╔══

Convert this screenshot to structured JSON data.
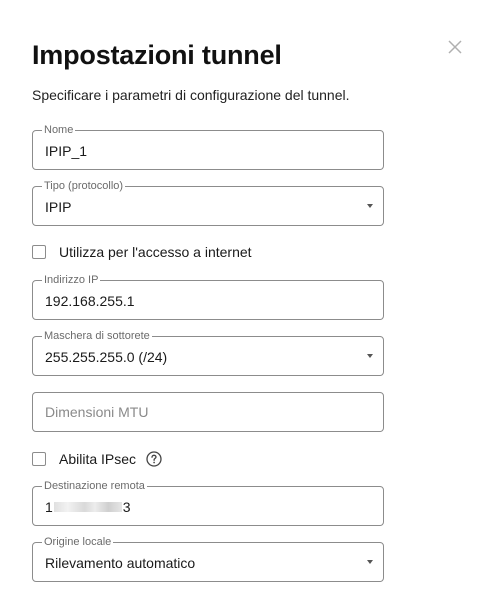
{
  "dialog": {
    "title": "Impostazioni tunnel",
    "subtitle": "Specificare i parametri di configurazione del tunnel.",
    "close_icon": "close-icon"
  },
  "fields": {
    "name": {
      "label": "Nome",
      "value": "IPIP_1"
    },
    "type": {
      "label": "Tipo (protocollo)",
      "value": "IPIP"
    },
    "internet": {
      "label": "Utilizza per l'accesso a internet",
      "checked": false
    },
    "ip": {
      "label": "Indirizzo IP",
      "value": "192.168.255.1"
    },
    "mask": {
      "label": "Maschera di sottorete",
      "value": "255.255.255.0 (/24)"
    },
    "mtu": {
      "placeholder": "Dimensioni MTU",
      "value": ""
    },
    "ipsec": {
      "label": "Abilita IPsec",
      "checked": false,
      "help_icon": "help-circle-icon"
    },
    "remote": {
      "label": "Destinazione remota",
      "value_prefix": "1",
      "value_suffix": "3"
    },
    "origin": {
      "label": "Origine locale",
      "value": "Rilevamento automatico"
    }
  }
}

╚══

Repeat the material exactly as it reads, without any of its pictures.

▸ REPLY TO THE EXERCISE:
Convert this screenshot to structured JSON data.
{
  "dialog": {
    "title": "Impostazioni tunnel",
    "subtitle": "Specificare i parametri di configurazione del tunnel.",
    "close_icon": "close-icon"
  },
  "fields": {
    "name": {
      "label": "Nome",
      "value": "IPIP_1"
    },
    "type": {
      "label": "Tipo (protocollo)",
      "value": "IPIP"
    },
    "internet": {
      "label": "Utilizza per l'accesso a internet",
      "checked": false
    },
    "ip": {
      "label": "Indirizzo IP",
      "value": "192.168.255.1"
    },
    "mask": {
      "label": "Maschera di sottorete",
      "value": "255.255.255.0 (/24)"
    },
    "mtu": {
      "placeholder": "Dimensioni MTU",
      "value": ""
    },
    "ipsec": {
      "label": "Abilita IPsec",
      "checked": false,
      "help_icon": "help-circle-icon"
    },
    "remote": {
      "label": "Destinazione remota",
      "value_prefix": "1",
      "value_suffix": "3"
    },
    "origin": {
      "label": "Origine locale",
      "value": "Rilevamento automatico"
    }
  }
}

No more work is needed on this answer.